Your task is to give the data again, exactly, with every line intact.
─── Dataset extract
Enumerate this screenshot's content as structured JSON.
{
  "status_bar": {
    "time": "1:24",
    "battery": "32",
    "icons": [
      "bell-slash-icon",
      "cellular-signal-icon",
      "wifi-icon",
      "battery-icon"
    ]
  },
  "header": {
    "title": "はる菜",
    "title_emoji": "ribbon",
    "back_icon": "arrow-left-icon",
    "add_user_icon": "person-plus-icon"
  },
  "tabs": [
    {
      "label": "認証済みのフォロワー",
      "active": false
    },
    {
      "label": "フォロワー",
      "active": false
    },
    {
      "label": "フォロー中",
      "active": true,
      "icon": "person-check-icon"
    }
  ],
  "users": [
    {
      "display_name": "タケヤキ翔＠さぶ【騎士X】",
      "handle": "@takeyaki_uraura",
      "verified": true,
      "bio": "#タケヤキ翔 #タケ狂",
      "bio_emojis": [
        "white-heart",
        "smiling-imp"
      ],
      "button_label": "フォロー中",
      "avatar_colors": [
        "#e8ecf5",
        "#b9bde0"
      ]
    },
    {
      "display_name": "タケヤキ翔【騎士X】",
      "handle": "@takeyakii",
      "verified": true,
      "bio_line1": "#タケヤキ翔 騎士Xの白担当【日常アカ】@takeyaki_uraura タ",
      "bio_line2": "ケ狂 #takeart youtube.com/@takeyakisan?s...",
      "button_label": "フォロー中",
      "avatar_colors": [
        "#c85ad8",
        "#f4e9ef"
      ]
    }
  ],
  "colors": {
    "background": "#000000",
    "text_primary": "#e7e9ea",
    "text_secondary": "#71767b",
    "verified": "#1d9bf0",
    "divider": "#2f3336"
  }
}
──────
### Written answer
Enumerate this screenshot's content as structured JSON.
{
  "status_bar": {
    "time": "1:24",
    "battery": "32",
    "icons": [
      "bell-slash-icon",
      "cellular-signal-icon",
      "wifi-icon",
      "battery-icon"
    ]
  },
  "header": {
    "title": "はる菜",
    "title_emoji": "ribbon",
    "back_icon": "arrow-left-icon",
    "add_user_icon": "person-plus-icon"
  },
  "tabs": [
    {
      "label": "認証済みのフォロワー",
      "active": false
    },
    {
      "label": "フォロワー",
      "active": false
    },
    {
      "label": "フォロー中",
      "active": true,
      "icon": "person-check-icon"
    }
  ],
  "users": [
    {
      "display_name": "タケヤキ翔＠さぶ【騎士X】",
      "handle": "@takeyaki_uraura",
      "verified": true,
      "bio": "#タケヤキ翔 #タケ狂",
      "bio_emojis": [
        "white-heart",
        "smiling-imp"
      ],
      "button_label": "フォロー中",
      "avatar_colors": [
        "#e8ecf5",
        "#b9bde0"
      ]
    },
    {
      "display_name": "タケヤキ翔【騎士X】",
      "handle": "@takeyakii",
      "verified": true,
      "bio_line1": "#タケヤキ翔 騎士Xの白担当【日常アカ】@takeyaki_uraura タ",
      "bio_line2": "ケ狂 #takeart youtube.com/@takeyakisan?s...",
      "button_label": "フォロー中",
      "avatar_colors": [
        "#c85ad8",
        "#f4e9ef"
      ]
    }
  ],
  "colors": {
    "background": "#000000",
    "text_primary": "#e7e9ea",
    "text_secondary": "#71767b",
    "verified": "#1d9bf0",
    "divider": "#2f3336"
  }
}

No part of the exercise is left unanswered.